Direction — Reproduce the full listing that appears beneath this instruction exactly.

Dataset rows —
★ ★ ★ ★
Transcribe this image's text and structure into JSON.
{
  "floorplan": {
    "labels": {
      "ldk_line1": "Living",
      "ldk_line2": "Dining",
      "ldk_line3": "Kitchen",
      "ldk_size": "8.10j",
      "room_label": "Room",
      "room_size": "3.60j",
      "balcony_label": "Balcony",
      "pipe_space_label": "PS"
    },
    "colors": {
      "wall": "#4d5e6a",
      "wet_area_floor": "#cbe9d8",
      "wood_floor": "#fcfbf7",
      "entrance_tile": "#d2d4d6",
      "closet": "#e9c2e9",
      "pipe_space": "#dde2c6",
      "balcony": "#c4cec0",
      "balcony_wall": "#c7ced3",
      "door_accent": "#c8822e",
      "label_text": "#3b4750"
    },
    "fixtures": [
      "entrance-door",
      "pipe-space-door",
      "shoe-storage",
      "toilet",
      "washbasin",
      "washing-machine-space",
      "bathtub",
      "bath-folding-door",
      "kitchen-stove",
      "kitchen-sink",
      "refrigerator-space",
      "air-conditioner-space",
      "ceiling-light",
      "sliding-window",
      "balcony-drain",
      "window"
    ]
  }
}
★ ★ ★ ★
Written solution —
Transcribe this image's text and structure into JSON.
{
  "floorplan": {
    "labels": {
      "ldk_line1": "Living",
      "ldk_line2": "Dining",
      "ldk_line3": "Kitchen",
      "ldk_size": "8.10j",
      "room_label": "Room",
      "room_size": "3.60j",
      "balcony_label": "Balcony",
      "pipe_space_label": "PS"
    },
    "colors": {
      "wall": "#4d5e6a",
      "wet_area_floor": "#cbe9d8",
      "wood_floor": "#fcfbf7",
      "entrance_tile": "#d2d4d6",
      "closet": "#e9c2e9",
      "pipe_space": "#dde2c6",
      "balcony": "#c4cec0",
      "balcony_wall": "#c7ced3",
      "door_accent": "#c8822e",
      "label_text": "#3b4750"
    },
    "fixtures": [
      "entrance-door",
      "pipe-space-door",
      "shoe-storage",
      "toilet",
      "washbasin",
      "washing-machine-space",
      "bathtub",
      "bath-folding-door",
      "kitchen-stove",
      "kitchen-sink",
      "refrigerator-space",
      "air-conditioner-space",
      "ceiling-light",
      "sliding-window",
      "balcony-drain",
      "window"
    ]
  }
}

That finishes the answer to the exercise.